Find each line with "Distance" and copy it.
------ Stored rows ------
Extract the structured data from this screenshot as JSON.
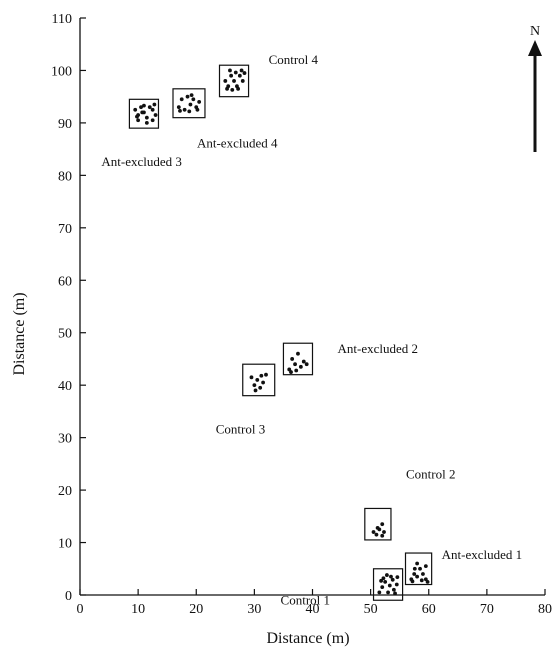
{
  "chart_data": {
    "type": "scatter",
    "title": "",
    "xlabel": "Distance (m)",
    "ylabel": "Distance (m)",
    "xlim": [
      0,
      80
    ],
    "ylim": [
      0,
      110
    ],
    "xticks": [
      0,
      10,
      20,
      30,
      40,
      50,
      60,
      70,
      80
    ],
    "yticks": [
      0,
      10,
      20,
      30,
      40,
      50,
      60,
      70,
      80,
      90,
      100,
      110
    ],
    "grid": false,
    "north_label": "N",
    "plots": [
      {
        "name": "Ant-excluded 3",
        "x_range": [
          8.5,
          13.5
        ],
        "y_range": [
          89,
          94.5
        ],
        "points": [
          [
            9.5,
            92.5
          ],
          [
            10,
            91.5
          ],
          [
            10.5,
            93
          ],
          [
            11,
            92
          ],
          [
            11.5,
            91
          ],
          [
            12,
            93
          ],
          [
            12.5,
            92.5
          ],
          [
            13,
            91.5
          ],
          [
            10,
            90.5
          ],
          [
            11.5,
            90
          ],
          [
            12.5,
            90.5
          ],
          [
            9.8,
            91.2
          ],
          [
            11,
            93.3
          ],
          [
            12.8,
            93.5
          ],
          [
            10.7,
            92
          ]
        ]
      },
      {
        "name": "Ant-excluded 4",
        "x_range": [
          16,
          21.5
        ],
        "y_range": [
          91,
          96.5
        ],
        "points": [
          [
            17,
            93
          ],
          [
            17.5,
            94.5
          ],
          [
            18,
            92.5
          ],
          [
            18.5,
            95
          ],
          [
            19,
            93.5
          ],
          [
            19.5,
            94.5
          ],
          [
            20,
            93
          ],
          [
            20.5,
            94
          ],
          [
            17.2,
            92.3
          ],
          [
            18.8,
            92.2
          ],
          [
            20.2,
            92.5
          ],
          [
            19.2,
            95.3
          ]
        ]
      },
      {
        "name": "Control 4",
        "x_range": [
          24,
          29
        ],
        "y_range": [
          95,
          101
        ],
        "points": [
          [
            25,
            98
          ],
          [
            25.5,
            97
          ],
          [
            26,
            99
          ],
          [
            26.5,
            98
          ],
          [
            27,
            97
          ],
          [
            27.5,
            99
          ],
          [
            28,
            98
          ],
          [
            28.3,
            99.5
          ],
          [
            25.3,
            96.5
          ],
          [
            26.2,
            96.3
          ],
          [
            27.2,
            96.5
          ],
          [
            25.8,
            100
          ],
          [
            27.8,
            100
          ],
          [
            26.8,
            99.6
          ]
        ]
      },
      {
        "name": "Control 3",
        "x_range": [
          28,
          33.5
        ],
        "y_range": [
          38,
          44
        ],
        "points": [
          [
            29.5,
            41.5
          ],
          [
            30,
            40
          ],
          [
            30.5,
            41
          ],
          [
            31,
            39.5
          ],
          [
            31.5,
            40.5
          ],
          [
            32,
            42
          ],
          [
            30.2,
            39
          ],
          [
            31.2,
            41.8
          ]
        ]
      },
      {
        "name": "Ant-excluded 2",
        "x_range": [
          35,
          40
        ],
        "y_range": [
          42,
          48
        ],
        "points": [
          [
            36,
            43
          ],
          [
            36.5,
            45
          ],
          [
            37,
            44
          ],
          [
            37.5,
            46
          ],
          [
            38,
            43.5
          ],
          [
            38.5,
            44.5
          ],
          [
            36.3,
            42.5
          ],
          [
            37.2,
            42.8
          ],
          [
            39,
            44
          ]
        ]
      },
      {
        "name": "Control 2",
        "x_range": [
          49,
          53.5
        ],
        "y_range": [
          10.5,
          16.5
        ],
        "points": [
          [
            50.5,
            12
          ],
          [
            51,
            11.5
          ],
          [
            51.5,
            12.5
          ],
          [
            52,
            13.5
          ],
          [
            52,
            11.3
          ],
          [
            51.2,
            12.8
          ],
          [
            52.3,
            12
          ]
        ]
      },
      {
        "name": "Control 1",
        "x_range": [
          50.5,
          55.5
        ],
        "y_range": [
          -1,
          5
        ],
        "points": [
          [
            51.5,
            0.5
          ],
          [
            52,
            1.5
          ],
          [
            52.5,
            2.5
          ],
          [
            53,
            0.5
          ],
          [
            53.5,
            3.5
          ],
          [
            54,
            1
          ],
          [
            54.5,
            2
          ],
          [
            52.2,
            3.2
          ],
          [
            53.3,
            1.8
          ],
          [
            51.8,
            2.7
          ],
          [
            54.2,
            0.3
          ],
          [
            52.8,
            3.8
          ],
          [
            53.8,
            2.9
          ],
          [
            54.6,
            3.4
          ]
        ]
      },
      {
        "name": "Ant-excluded 1",
        "x_range": [
          56,
          60.5
        ],
        "y_range": [
          2,
          8
        ],
        "points": [
          [
            57,
            3
          ],
          [
            57.5,
            4
          ],
          [
            58,
            3.5
          ],
          [
            58.5,
            5
          ],
          [
            59,
            4
          ],
          [
            59.5,
            3
          ],
          [
            58,
            6
          ],
          [
            59.5,
            5.5
          ],
          [
            57.2,
            2.6
          ],
          [
            58.8,
            2.8
          ],
          [
            59.8,
            2.5
          ],
          [
            57.6,
            5
          ]
        ]
      }
    ]
  }
}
------
Answer to the task:
    "xlabel": "Distance (m)",
    "ylabel": "Distance (m)",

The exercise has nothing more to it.